§ Aim: Omit the pictures, then reproduce every remaining record exactly.

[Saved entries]

::::

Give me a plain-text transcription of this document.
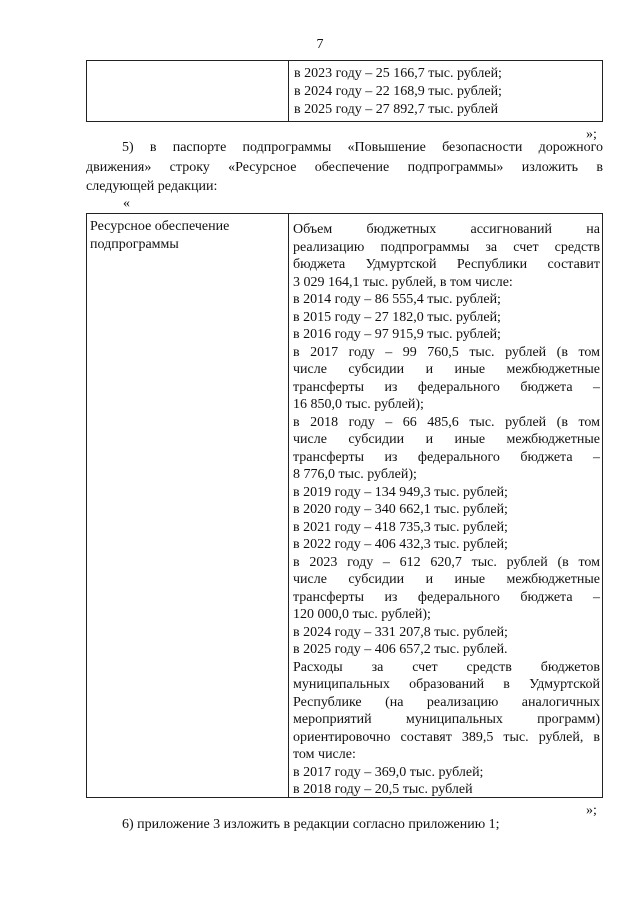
7
в 2023 году – 25 166,7 тыс. рублей;
в 2024 году – 22 168,9 тыс. рублей;
в 2025 году – 27 892,7 тыс. рублей
»;
5) в паспорте подпрограммы «Повышение безопасности дорожного
движения» строку «Ресурсное обеспечение подпрограммы» изложить в
следующей редакции:
«
Ресурсное обеспечение
подпрограммы
Объем бюджетных ассигнований на
реализацию подпрограммы за счет средств
бюджета Удмуртской Республики составит
3 029 164,1 тыс. рублей, в том числе:
в 2014 году – 86 555,4 тыс. рублей;
в 2015 году – 27 182,0 тыс. рублей;
в 2016 году – 97 915,9 тыс. рублей;
в 2017 году – 99 760,5 тыс. рублей (в том
числе субсидии и иные межбюджетные
трансферты из федерального бюджета –
16 850,0 тыс. рублей);
в 2018 году – 66 485,6 тыс. рублей (в том
числе субсидии и иные межбюджетные
трансферты из федерального бюджета –
8 776,0 тыс. рублей);
в 2019 году – 134 949,3 тыс. рублей;
в 2020 году – 340 662,1 тыс. рублей;
в 2021 году – 418 735,3 тыс. рублей;
в 2022 году – 406 432,3 тыс. рублей;
в 2023 году – 612 620,7 тыс. рублей (в том
числе субсидии и иные межбюджетные
трансферты из федерального бюджета –
120 000,0 тыс. рублей);
в 2024 году – 331 207,8 тыс. рублей;
в 2025 году – 406 657,2 тыс. рублей.
Расходы за счет средств бюджетов
муниципальных образований в Удмуртской
Республике (на реализацию аналогичных
мероприятий муниципальных программ)
ориентировочно составят 389,5 тыс. рублей, в
том числе:
в 2017 году – 369,0 тыс. рублей;
в 2018 году – 20,5 тыс. рублей
»;
6) приложение 3 изложить в редакции согласно приложению 1;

::::

§ Answer:
Give me a plain-text transcription of this document.
7
в 2023 году – 25 166,7 тыс. рублей;
в 2024 году – 22 168,9 тыс. рублей;
в 2025 году – 27 892,7 тыс. рублей
»;
5) в паспорте подпрограммы «Повышение безопасности дорожного
движения» строку «Ресурсное обеспечение подпрограммы» изложить в
следующей редакции:
«
Ресурсное обеспечение
подпрограммы
Объем бюджетных ассигнований на
реализацию подпрограммы за счет средств
бюджета Удмуртской Республики составит
3 029 164,1 тыс. рублей, в том числе:
в 2014 году – 86 555,4 тыс. рублей;
в 2015 году – 27 182,0 тыс. рублей;
в 2016 году – 97 915,9 тыс. рублей;
в 2017 году – 99 760,5 тыс. рублей (в том
числе субсидии и иные межбюджетные
трансферты из федерального бюджета –
16 850,0 тыс. рублей);
в 2018 году – 66 485,6 тыс. рублей (в том
числе субсидии и иные межбюджетные
трансферты из федерального бюджета –
8 776,0 тыс. рублей);
в 2019 году – 134 949,3 тыс. рублей;
в 2020 году – 340 662,1 тыс. рублей;
в 2021 году – 418 735,3 тыс. рублей;
в 2022 году – 406 432,3 тыс. рублей;
в 2023 году – 612 620,7 тыс. рублей (в том
числе субсидии и иные межбюджетные
трансферты из федерального бюджета –
120 000,0 тыс. рублей);
в 2024 году – 331 207,8 тыс. рублей;
в 2025 году – 406 657,2 тыс. рублей.
Расходы за счет средств бюджетов
муниципальных образований в Удмуртской
Республике (на реализацию аналогичных
мероприятий муниципальных программ)
ориентировочно составят 389,5 тыс. рублей, в
том числе:
в 2017 году – 369,0 тыс. рублей;
в 2018 году – 20,5 тыс. рублей
»;
6) приложение 3 изложить в редакции согласно приложению 1;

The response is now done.